Task requirements: Write the material out again exactly as it stands.

# Record excerpts start

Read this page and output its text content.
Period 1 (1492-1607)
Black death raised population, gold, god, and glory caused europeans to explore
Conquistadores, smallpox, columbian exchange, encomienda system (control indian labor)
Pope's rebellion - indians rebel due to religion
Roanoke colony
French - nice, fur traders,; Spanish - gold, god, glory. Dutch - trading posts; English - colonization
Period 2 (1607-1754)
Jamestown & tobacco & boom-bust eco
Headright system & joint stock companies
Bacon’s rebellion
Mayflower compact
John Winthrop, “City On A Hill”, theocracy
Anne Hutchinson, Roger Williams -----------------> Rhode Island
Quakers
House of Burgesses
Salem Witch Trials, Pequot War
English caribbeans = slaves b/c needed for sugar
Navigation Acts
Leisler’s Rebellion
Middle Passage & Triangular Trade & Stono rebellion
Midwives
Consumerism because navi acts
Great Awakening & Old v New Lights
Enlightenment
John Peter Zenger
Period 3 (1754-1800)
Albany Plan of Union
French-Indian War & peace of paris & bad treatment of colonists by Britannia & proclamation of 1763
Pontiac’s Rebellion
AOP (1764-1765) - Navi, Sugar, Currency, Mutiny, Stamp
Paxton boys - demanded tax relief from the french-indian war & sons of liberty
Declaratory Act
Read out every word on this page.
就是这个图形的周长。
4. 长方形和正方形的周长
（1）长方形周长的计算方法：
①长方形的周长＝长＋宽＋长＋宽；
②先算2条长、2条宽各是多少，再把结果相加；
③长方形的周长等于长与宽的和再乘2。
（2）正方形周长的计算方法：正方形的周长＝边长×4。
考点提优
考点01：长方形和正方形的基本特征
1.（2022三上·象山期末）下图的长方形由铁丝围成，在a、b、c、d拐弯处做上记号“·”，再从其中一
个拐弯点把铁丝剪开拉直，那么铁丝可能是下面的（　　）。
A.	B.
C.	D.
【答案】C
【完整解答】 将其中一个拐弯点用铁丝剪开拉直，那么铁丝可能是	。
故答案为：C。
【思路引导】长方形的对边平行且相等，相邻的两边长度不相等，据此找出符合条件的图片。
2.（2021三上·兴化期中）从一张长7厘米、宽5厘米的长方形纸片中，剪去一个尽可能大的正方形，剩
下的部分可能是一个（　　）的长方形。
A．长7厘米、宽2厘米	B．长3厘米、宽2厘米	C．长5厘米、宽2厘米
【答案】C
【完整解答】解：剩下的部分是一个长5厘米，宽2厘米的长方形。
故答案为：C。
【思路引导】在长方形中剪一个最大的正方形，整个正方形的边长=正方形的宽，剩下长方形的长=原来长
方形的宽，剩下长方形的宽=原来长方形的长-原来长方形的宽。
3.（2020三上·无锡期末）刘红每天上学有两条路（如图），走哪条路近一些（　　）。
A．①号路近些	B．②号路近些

# Record excerpts end

Problem solution:
Read this page and output its text content.
Period 1 (1492-1607)
Black death raised population, gold, god, and glory caused europeans to explore
Conquistadores, smallpox, columbian exchange, encomienda system (control indian labor)
Pope's rebellion - indians rebel due to religion
Roanoke colony
French - nice, fur traders,; Spanish - gold, god, glory. Dutch - trading posts; English - colonization
Period 2 (1607-1754)
Jamestown & tobacco & boom-bust eco
Headright system & joint stock companies
Bacon’s rebellion
Mayflower compact
John Winthrop, “City On A Hill”, theocracy
Anne Hutchinson, Roger Williams -----------------> Rhode Island
Quakers
House of Burgesses
Salem Witch Trials, Pequot War
English caribbeans = slaves b/c needed for sugar
Navigation Acts
Leisler’s Rebellion
Middle Passage & Triangular Trade & Stono rebellion
Midwives
Consumerism because navi acts
Great Awakening & Old v New Lights
Enlightenment
John Peter Zenger
Period 3 (1754-1800)
Albany Plan of Union
French-Indian War & peace of paris & bad treatment of colonists by Britannia & proclamation of 1763
Pontiac’s Rebellion
AOP (1764-1765) - Navi, Sugar, Currency, Mutiny, Stamp
Paxton boys - demanded tax relief from the french-indian war & sons of liberty
Declaratory Act
Read out every word on this page.
就是这个图形的周长。
4. 长方形和正方形的周长
（1）长方形周长的计算方法：
①长方形的周长＝长＋宽＋长＋宽；
②先算2条长、2条宽各是多少，再把结果相加；
③长方形的周长等于长与宽的和再乘2。
（2）正方形周长的计算方法：正方形的周长＝边长×4。
考点提优
考点01：长方形和正方形的基本特征
1.（2022三上·象山期末）下图的长方形由铁丝围成，在a、b、c、d拐弯处做上记号“·”，再从其中一
个拐弯点把铁丝剪开拉直，那么铁丝可能是下面的（　　）。
A.	B.
C.	D.
【答案】C
【完整解答】 将其中一个拐弯点用铁丝剪开拉直，那么铁丝可能是	。
故答案为：C。
【思路引导】长方形的对边平行且相等，相邻的两边长度不相等，据此找出符合条件的图片。
2.（2021三上·兴化期中）从一张长7厘米、宽5厘米的长方形纸片中，剪去一个尽可能大的正方形，剩
下的部分可能是一个（　　）的长方形。
A．长7厘米、宽2厘米	B．长3厘米、宽2厘米	C．长5厘米、宽2厘米
【答案】C
【完整解答】解：剩下的部分是一个长5厘米，宽2厘米的长方形。
故答案为：C。
【思路引导】在长方形中剪一个最大的正方形，整个正方形的边长=正方形的宽，剩下长方形的长=原来长
方形的宽，剩下长方形的宽=原来长方形的长-原来长方形的宽。
3.（2020三上·无锡期末）刘红每天上学有两条路（如图），走哪条路近一些（　　）。
A．①号路近些	B．②号路近些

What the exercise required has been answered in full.